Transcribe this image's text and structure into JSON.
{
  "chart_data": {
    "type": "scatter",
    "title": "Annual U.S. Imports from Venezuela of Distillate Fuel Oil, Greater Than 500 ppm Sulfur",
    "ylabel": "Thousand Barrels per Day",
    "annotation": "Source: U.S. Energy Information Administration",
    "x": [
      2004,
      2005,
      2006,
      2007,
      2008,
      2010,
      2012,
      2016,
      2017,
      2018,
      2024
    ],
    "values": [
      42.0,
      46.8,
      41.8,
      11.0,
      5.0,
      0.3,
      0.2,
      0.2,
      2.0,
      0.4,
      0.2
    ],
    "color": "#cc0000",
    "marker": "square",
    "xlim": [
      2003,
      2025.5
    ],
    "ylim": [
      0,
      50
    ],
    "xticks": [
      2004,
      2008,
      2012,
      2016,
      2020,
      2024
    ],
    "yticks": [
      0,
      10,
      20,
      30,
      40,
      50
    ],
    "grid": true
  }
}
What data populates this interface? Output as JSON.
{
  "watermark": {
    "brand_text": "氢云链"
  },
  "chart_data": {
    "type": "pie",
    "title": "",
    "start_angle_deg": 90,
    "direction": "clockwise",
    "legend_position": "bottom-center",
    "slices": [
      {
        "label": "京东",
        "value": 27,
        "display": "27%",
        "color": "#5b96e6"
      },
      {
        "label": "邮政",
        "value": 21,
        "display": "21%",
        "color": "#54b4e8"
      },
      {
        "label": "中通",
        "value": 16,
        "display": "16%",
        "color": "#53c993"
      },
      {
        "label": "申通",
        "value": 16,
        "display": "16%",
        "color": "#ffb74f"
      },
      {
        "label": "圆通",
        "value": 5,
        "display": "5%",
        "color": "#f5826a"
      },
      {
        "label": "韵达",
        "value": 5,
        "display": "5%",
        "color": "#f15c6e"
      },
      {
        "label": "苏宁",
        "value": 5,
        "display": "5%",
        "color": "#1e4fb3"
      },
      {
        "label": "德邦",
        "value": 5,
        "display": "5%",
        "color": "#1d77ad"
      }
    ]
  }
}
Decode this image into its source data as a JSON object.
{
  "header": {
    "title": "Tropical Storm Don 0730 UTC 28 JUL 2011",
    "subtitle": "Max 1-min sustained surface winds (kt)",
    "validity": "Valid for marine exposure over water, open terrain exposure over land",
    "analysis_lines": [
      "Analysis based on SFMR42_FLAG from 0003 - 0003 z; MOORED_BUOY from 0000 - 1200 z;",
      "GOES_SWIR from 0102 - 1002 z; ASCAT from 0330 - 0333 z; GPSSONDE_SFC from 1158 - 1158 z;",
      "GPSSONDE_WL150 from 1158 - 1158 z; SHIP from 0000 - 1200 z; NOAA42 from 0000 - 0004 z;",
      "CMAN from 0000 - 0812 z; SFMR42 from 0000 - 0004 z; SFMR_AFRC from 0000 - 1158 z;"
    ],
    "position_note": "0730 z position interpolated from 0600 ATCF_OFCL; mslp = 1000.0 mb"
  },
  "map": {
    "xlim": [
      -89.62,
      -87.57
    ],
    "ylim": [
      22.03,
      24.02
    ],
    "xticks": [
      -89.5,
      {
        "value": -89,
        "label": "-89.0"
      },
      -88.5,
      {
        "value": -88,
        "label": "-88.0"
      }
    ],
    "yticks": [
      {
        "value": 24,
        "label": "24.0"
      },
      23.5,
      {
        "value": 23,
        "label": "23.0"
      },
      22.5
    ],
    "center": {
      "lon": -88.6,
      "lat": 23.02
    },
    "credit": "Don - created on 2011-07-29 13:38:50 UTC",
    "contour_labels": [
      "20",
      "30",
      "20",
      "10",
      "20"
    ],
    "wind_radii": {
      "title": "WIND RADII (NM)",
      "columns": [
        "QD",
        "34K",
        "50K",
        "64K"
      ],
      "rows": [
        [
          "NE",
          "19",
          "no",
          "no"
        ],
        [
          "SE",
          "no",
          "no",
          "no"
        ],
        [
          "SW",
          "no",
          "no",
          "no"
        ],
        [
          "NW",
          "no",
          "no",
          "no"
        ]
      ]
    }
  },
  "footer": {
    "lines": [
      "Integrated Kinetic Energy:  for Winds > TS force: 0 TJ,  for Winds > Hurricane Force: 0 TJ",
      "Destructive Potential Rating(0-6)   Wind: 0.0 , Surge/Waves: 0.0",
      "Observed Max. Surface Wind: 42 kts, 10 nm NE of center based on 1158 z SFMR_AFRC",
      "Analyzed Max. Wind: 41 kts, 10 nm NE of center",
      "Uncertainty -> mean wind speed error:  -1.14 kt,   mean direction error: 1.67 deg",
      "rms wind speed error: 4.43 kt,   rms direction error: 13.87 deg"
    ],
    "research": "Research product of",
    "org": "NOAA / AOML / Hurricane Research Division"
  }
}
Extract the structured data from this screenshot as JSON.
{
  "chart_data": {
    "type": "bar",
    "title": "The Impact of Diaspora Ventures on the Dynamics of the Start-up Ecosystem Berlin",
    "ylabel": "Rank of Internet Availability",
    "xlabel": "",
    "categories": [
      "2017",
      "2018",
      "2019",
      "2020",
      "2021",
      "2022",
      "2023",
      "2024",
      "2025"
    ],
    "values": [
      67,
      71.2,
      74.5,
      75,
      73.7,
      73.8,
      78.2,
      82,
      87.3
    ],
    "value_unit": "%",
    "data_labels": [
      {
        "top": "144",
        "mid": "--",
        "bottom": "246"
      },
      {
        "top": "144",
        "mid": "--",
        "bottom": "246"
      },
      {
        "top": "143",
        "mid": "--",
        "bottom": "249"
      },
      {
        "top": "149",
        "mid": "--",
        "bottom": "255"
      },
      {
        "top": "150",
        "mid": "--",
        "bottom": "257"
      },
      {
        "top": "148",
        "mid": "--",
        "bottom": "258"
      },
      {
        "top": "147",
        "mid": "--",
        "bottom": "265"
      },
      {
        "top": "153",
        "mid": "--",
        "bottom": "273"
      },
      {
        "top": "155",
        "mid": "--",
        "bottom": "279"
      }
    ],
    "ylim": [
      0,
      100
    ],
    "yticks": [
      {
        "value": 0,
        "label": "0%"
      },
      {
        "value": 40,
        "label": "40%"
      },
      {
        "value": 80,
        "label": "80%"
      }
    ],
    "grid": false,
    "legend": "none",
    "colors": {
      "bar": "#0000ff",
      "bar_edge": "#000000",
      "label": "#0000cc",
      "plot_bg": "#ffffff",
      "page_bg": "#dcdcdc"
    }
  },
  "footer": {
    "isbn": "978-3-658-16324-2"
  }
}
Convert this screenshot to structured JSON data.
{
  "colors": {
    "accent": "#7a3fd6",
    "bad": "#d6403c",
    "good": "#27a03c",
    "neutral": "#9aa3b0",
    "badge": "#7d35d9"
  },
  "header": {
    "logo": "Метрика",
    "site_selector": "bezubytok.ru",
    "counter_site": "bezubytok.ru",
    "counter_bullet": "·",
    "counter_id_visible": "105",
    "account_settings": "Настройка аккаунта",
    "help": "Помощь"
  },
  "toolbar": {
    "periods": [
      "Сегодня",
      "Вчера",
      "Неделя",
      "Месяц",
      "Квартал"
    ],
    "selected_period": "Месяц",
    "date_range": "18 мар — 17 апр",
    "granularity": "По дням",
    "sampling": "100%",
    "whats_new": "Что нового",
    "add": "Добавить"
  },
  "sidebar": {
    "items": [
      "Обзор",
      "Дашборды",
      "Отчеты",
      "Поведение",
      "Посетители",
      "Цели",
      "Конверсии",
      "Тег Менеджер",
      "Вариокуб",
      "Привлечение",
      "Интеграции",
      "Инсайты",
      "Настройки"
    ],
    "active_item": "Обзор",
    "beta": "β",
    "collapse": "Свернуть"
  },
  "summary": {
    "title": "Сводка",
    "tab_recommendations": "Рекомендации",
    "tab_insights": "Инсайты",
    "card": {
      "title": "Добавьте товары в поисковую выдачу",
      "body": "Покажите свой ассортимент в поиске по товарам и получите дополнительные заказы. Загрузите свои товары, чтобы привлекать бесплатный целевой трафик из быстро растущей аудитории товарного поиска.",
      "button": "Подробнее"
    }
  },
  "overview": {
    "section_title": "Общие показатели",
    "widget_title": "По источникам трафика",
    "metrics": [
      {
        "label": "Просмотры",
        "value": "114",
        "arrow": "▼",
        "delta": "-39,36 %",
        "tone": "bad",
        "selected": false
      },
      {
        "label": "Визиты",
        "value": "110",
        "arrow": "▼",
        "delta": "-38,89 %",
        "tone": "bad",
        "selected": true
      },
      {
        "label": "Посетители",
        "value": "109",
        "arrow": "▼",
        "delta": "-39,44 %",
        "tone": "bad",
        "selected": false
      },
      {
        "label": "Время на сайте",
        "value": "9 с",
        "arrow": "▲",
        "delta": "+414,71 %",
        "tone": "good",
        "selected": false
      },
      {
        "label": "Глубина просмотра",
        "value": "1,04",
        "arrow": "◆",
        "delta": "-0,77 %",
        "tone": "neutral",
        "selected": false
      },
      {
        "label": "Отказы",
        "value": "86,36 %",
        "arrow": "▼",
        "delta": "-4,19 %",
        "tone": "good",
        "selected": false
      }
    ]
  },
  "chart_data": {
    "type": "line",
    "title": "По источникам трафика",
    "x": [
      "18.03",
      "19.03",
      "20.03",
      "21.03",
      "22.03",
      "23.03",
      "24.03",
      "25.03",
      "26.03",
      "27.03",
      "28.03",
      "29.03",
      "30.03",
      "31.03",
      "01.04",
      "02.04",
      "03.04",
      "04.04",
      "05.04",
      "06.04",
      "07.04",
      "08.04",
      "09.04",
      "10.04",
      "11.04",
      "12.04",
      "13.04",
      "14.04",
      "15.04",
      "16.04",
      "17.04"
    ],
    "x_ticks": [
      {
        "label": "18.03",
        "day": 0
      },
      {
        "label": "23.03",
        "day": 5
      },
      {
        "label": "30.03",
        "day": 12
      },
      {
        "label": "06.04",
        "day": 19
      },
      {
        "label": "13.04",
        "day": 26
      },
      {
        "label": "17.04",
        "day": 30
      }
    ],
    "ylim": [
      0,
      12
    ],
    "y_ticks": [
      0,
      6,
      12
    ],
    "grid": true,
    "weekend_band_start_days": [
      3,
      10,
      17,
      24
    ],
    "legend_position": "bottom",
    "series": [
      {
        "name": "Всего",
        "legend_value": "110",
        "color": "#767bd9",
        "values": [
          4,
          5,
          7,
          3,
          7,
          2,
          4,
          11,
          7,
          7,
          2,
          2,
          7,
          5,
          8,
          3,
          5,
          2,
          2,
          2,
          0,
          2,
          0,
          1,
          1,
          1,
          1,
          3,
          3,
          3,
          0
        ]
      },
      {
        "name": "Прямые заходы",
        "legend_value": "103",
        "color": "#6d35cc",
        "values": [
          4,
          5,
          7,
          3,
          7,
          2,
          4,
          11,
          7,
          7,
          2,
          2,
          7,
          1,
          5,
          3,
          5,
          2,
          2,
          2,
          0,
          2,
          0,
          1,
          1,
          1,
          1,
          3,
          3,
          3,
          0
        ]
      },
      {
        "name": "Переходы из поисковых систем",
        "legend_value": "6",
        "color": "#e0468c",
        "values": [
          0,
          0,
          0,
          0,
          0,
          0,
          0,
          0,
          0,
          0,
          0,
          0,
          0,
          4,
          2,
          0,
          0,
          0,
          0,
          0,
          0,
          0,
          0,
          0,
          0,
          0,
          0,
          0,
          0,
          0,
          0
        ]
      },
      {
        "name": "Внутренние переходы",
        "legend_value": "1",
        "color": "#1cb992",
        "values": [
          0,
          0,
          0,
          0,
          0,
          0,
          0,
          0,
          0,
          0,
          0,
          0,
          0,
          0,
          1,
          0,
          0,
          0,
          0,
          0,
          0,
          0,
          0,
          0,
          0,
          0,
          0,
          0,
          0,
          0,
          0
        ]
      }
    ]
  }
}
==========
:: What is asked ::
Lines from the records above that hold "type" are the ones to list.

:: Written response ::
    "type": "scatter",
    "type": "pie",
    "type": "bar",
    "type": "line",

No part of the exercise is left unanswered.